Filter out everything except lines holding "name".
-------- Records to use --------
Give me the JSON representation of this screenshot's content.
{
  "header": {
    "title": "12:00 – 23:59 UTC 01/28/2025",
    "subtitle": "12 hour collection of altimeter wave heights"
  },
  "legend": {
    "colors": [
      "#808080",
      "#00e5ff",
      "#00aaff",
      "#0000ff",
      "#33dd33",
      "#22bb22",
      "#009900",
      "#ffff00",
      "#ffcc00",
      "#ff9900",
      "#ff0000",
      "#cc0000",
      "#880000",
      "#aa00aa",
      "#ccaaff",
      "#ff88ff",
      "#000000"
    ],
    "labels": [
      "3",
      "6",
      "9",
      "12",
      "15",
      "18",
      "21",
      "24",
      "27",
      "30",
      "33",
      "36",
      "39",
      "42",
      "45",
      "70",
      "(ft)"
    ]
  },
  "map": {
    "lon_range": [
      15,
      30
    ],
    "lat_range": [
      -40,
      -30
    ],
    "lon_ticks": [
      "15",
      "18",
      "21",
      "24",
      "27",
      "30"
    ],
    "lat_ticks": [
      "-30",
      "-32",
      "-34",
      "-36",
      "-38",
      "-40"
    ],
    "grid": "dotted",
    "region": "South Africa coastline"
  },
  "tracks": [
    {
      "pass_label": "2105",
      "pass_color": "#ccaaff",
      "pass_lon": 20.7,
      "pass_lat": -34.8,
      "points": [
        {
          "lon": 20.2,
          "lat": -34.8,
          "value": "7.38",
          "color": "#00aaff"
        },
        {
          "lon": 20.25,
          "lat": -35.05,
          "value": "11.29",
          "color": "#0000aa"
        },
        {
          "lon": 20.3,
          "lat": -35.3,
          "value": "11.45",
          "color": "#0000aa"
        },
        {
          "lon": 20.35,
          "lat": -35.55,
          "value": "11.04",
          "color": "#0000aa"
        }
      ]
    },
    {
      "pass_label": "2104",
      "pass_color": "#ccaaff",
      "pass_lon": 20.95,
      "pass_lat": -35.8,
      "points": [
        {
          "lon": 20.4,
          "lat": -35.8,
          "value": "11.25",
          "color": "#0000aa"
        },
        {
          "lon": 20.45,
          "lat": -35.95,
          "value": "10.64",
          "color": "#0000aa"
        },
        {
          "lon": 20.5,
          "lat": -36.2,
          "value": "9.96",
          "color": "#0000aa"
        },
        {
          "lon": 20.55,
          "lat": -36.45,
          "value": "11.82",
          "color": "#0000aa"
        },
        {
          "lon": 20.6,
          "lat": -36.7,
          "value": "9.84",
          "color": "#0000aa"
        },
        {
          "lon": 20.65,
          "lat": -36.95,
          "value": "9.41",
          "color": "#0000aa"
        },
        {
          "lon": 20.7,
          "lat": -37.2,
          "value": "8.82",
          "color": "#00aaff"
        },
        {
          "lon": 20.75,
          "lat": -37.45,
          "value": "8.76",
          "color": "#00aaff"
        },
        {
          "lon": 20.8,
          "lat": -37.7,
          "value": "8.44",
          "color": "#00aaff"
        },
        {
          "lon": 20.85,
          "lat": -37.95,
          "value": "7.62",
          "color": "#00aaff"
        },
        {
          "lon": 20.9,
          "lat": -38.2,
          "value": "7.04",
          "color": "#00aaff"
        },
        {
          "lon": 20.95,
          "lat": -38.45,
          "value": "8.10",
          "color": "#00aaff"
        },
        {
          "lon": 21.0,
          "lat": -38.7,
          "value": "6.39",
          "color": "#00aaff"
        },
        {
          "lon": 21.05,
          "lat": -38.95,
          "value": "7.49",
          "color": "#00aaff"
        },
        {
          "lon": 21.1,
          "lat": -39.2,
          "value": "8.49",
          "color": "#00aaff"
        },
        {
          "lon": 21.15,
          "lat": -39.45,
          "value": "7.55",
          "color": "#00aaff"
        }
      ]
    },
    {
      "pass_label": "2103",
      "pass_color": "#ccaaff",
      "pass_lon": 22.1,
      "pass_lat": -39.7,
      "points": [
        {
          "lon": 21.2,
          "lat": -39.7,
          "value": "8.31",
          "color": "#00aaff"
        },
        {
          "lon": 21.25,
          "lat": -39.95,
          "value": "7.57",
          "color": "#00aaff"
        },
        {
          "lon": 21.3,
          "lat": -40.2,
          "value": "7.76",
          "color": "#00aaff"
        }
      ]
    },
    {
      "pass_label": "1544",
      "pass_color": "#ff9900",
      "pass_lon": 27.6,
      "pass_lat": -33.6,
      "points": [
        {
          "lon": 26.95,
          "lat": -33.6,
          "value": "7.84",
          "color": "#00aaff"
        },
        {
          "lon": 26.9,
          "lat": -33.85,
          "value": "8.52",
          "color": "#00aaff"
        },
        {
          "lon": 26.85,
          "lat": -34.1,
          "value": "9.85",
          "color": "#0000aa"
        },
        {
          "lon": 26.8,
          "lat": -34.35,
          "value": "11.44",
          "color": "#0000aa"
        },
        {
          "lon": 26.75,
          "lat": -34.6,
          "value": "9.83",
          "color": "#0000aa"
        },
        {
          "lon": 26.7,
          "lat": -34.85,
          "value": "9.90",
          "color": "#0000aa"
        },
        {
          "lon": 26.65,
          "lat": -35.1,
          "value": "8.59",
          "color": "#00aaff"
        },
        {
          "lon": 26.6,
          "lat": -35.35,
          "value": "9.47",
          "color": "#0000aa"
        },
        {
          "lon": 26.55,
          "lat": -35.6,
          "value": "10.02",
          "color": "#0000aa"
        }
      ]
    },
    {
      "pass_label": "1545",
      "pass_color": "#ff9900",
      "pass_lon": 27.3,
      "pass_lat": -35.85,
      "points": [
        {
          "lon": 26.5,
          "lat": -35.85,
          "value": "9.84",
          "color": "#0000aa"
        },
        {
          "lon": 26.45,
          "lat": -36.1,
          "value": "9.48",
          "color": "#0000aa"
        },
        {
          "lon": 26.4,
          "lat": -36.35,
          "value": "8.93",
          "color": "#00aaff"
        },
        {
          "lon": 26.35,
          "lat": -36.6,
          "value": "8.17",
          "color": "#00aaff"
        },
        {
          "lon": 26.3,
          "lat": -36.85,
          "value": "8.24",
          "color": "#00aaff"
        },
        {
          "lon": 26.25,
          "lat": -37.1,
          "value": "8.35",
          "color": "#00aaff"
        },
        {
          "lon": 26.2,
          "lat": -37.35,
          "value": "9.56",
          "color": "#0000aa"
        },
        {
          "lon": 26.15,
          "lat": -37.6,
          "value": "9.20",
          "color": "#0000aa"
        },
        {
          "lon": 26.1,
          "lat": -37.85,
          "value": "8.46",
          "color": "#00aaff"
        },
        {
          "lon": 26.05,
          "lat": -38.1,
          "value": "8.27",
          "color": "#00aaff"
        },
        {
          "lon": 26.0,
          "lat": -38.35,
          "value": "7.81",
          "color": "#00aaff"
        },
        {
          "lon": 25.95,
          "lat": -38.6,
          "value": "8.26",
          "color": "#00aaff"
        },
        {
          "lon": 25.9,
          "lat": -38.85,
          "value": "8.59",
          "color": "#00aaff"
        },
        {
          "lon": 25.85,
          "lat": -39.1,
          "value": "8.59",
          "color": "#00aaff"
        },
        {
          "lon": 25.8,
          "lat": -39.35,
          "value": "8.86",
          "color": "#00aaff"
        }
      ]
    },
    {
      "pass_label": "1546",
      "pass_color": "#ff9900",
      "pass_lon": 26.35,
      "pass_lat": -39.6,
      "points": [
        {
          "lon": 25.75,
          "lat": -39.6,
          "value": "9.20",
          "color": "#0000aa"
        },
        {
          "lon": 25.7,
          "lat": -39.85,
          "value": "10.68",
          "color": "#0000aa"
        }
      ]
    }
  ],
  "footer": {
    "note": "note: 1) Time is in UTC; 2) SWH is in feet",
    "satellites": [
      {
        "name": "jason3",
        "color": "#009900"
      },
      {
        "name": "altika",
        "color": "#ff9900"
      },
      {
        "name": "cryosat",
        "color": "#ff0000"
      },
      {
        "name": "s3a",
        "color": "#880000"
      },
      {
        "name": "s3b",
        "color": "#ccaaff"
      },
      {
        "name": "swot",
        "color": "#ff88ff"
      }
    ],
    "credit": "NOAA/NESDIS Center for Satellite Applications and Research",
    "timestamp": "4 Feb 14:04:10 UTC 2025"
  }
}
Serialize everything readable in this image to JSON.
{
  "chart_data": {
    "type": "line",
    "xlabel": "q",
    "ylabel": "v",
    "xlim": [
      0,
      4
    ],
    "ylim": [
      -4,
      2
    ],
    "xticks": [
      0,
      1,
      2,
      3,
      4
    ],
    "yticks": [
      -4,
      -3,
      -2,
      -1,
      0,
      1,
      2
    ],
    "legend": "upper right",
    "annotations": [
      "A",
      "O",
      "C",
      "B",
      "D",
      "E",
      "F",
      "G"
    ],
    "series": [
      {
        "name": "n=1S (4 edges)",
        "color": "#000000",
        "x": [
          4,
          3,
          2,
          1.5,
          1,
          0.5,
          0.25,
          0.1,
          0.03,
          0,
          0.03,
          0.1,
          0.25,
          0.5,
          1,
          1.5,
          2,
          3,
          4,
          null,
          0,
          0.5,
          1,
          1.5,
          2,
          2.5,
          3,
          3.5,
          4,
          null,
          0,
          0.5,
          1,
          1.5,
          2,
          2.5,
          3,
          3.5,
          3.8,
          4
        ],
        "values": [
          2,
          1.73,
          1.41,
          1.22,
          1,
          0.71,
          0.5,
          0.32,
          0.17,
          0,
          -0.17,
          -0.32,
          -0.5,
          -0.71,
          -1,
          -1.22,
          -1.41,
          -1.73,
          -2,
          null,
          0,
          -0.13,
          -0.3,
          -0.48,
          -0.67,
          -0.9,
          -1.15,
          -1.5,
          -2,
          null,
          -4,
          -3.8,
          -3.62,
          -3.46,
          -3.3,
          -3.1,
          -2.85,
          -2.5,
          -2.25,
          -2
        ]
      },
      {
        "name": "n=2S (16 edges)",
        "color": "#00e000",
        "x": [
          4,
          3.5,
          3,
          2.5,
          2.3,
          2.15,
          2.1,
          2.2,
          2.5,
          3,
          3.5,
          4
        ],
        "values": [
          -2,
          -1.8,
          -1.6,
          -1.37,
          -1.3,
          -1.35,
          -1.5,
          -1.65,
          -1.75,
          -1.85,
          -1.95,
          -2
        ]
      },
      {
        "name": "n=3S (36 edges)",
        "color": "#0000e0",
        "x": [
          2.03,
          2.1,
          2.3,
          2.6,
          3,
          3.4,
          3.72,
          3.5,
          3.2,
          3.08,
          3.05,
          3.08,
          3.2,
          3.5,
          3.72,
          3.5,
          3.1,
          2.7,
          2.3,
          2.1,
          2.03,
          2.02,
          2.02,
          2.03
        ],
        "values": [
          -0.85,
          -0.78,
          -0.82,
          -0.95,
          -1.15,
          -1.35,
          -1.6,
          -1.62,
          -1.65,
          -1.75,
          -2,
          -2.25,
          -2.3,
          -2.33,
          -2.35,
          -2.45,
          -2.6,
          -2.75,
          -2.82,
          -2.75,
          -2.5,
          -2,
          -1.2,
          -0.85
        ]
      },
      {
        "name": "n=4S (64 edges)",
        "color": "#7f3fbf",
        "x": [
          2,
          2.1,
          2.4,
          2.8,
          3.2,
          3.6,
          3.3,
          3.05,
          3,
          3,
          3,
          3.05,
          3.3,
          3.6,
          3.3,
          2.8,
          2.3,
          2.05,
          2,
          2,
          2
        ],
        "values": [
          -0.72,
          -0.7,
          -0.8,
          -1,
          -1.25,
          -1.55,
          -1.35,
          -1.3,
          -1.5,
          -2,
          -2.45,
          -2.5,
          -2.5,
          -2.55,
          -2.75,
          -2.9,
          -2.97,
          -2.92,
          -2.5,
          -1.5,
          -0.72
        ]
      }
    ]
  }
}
--------
» **Response**
        "name": "jason3",
        "name": "altika",
        "name": "cryosat",
        "name": "s3a",
        "name": "s3b",
        "name": "swot",
        "name": "n=1S (4 edges)",
        "name": "n=2S (16 edges)",
        "name": "n=3S (36 edges)",
        "name": "n=4S (64 edges)",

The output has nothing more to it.